* _THE TASK_: Tally the lines in the records underneath that contain the string "алкалоидъ", and state the figure by itself.

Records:
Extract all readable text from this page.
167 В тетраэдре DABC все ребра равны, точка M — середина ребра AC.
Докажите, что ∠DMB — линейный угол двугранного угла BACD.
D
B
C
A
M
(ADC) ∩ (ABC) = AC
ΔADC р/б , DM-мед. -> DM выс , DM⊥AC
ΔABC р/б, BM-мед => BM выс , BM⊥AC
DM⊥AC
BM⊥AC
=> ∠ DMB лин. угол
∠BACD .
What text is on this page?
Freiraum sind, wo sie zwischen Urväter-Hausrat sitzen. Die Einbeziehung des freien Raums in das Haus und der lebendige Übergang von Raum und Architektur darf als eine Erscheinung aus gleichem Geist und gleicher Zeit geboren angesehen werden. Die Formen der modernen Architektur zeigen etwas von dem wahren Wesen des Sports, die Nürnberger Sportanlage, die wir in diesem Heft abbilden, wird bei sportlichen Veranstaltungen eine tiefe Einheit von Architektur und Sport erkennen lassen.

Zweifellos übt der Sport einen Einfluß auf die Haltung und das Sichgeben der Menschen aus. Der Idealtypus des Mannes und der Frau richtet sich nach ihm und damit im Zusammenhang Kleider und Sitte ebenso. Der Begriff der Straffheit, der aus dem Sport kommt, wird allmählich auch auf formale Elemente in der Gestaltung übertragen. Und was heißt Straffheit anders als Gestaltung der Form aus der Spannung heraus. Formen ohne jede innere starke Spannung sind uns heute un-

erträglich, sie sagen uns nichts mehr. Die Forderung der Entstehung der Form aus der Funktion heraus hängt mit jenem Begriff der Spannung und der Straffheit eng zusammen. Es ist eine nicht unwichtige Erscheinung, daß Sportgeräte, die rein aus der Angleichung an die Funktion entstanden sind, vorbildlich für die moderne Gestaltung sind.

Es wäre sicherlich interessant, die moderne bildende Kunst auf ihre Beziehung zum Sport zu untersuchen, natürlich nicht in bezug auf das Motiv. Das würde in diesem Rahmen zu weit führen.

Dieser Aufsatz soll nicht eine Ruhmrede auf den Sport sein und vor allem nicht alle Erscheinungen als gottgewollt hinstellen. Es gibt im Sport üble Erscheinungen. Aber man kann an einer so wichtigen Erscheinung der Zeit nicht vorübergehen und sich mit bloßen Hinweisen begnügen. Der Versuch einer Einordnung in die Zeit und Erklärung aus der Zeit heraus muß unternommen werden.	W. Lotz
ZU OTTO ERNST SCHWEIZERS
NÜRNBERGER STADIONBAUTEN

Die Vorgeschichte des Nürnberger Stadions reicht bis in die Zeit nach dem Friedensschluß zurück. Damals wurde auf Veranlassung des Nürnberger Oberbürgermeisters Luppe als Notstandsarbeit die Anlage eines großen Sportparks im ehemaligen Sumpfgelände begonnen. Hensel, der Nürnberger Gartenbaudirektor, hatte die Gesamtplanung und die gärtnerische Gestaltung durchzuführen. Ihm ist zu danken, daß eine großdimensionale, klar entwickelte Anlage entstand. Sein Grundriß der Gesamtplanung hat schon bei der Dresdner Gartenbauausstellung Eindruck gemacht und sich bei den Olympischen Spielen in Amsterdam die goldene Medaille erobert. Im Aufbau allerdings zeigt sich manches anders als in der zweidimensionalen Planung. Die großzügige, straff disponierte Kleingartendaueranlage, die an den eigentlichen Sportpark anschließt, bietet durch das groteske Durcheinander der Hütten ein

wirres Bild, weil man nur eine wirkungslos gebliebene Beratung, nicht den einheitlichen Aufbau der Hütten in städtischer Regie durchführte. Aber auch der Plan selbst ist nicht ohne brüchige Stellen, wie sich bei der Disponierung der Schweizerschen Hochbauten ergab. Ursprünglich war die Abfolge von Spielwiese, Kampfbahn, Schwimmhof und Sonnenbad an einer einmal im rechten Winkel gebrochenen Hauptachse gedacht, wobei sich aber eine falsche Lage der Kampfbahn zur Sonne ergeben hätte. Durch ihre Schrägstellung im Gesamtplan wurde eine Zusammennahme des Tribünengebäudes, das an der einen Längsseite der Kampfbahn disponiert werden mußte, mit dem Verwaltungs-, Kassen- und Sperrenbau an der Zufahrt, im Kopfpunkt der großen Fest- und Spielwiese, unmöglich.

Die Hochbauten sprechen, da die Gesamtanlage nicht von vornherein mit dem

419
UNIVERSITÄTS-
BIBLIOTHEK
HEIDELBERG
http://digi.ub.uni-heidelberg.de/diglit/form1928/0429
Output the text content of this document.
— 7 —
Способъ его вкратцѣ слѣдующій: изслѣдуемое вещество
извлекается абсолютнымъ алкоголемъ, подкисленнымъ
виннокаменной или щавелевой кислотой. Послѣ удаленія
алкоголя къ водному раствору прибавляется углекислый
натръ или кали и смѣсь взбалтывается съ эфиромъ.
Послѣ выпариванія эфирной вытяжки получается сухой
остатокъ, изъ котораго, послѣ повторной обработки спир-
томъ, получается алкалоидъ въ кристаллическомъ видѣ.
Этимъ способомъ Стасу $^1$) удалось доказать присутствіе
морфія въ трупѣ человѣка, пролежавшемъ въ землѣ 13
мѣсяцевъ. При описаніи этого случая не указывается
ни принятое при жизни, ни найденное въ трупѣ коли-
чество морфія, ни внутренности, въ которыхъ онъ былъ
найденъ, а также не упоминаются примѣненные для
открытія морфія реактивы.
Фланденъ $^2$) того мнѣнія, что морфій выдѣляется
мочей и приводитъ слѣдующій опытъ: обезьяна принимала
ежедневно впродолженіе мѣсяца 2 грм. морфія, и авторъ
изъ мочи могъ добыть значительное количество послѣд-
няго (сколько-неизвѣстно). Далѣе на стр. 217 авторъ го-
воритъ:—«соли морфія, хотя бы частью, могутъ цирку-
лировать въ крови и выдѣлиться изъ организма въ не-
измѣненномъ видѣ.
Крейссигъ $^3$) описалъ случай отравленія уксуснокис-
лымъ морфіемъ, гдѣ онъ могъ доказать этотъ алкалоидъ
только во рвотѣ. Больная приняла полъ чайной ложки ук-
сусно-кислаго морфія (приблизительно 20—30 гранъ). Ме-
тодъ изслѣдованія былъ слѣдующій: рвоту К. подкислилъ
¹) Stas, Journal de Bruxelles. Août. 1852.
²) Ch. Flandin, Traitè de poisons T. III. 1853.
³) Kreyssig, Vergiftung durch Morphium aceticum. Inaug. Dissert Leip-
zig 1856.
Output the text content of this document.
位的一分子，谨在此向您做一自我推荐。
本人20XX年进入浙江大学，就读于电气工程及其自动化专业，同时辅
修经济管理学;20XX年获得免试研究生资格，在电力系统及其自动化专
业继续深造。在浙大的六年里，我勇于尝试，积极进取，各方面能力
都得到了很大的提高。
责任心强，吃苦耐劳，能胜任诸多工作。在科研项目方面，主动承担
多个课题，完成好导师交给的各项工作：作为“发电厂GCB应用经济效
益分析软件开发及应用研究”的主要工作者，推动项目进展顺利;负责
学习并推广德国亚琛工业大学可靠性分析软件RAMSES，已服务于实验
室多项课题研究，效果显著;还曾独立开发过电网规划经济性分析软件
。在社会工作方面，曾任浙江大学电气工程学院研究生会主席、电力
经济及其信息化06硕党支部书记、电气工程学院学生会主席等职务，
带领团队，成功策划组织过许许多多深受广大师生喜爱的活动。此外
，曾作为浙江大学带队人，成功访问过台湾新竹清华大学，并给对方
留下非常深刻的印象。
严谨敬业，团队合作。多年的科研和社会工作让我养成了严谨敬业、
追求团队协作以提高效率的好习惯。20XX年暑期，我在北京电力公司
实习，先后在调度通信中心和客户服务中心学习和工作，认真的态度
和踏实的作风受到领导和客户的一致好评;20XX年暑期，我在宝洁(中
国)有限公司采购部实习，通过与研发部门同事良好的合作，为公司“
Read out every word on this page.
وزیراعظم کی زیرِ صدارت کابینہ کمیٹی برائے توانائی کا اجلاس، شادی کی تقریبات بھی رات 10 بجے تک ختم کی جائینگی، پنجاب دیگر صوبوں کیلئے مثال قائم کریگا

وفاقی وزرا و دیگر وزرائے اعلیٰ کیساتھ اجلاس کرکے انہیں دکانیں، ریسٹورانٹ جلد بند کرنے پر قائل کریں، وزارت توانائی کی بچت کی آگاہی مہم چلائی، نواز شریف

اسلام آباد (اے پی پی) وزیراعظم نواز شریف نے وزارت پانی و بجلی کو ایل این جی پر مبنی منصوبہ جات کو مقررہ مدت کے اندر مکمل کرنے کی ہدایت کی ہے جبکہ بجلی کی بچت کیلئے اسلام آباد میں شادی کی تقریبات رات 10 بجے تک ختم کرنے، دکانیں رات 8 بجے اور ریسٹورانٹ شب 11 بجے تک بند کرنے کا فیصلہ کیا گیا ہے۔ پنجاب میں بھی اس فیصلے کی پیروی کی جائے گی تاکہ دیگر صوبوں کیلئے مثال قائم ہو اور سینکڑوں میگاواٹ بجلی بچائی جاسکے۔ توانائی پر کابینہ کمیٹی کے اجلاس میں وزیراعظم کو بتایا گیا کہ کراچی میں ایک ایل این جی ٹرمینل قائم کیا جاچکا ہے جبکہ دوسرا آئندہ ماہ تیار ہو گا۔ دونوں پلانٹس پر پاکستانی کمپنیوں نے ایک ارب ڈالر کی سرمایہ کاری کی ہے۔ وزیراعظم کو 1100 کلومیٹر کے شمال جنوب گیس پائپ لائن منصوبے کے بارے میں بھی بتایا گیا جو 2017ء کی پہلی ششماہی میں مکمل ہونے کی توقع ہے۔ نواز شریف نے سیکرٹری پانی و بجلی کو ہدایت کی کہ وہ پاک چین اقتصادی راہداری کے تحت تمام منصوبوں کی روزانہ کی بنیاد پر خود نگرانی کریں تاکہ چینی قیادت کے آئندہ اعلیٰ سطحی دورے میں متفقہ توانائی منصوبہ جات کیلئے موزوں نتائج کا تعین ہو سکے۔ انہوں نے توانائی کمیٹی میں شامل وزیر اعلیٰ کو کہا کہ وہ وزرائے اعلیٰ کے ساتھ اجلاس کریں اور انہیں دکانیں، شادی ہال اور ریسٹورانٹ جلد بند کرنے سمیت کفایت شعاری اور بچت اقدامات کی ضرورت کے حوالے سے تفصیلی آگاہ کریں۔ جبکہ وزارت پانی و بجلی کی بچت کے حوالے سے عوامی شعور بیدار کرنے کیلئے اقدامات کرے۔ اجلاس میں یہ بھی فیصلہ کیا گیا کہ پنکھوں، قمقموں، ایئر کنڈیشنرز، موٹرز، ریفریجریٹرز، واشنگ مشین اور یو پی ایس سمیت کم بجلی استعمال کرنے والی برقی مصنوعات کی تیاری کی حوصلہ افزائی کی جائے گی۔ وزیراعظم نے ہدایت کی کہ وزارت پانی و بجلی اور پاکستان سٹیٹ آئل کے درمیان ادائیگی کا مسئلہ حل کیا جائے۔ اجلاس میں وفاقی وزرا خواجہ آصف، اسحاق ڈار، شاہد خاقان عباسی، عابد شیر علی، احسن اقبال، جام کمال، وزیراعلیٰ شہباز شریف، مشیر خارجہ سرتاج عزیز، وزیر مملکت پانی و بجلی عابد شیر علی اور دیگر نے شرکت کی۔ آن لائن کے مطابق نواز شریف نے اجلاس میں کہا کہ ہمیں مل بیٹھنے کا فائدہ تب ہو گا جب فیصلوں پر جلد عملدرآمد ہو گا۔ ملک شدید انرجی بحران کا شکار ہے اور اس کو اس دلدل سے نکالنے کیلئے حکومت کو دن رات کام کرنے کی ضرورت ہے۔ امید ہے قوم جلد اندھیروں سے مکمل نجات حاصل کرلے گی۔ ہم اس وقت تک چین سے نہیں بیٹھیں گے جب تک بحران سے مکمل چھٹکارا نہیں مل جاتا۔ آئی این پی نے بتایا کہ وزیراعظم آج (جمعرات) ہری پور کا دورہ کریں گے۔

* _TASK SOLUTION_: 2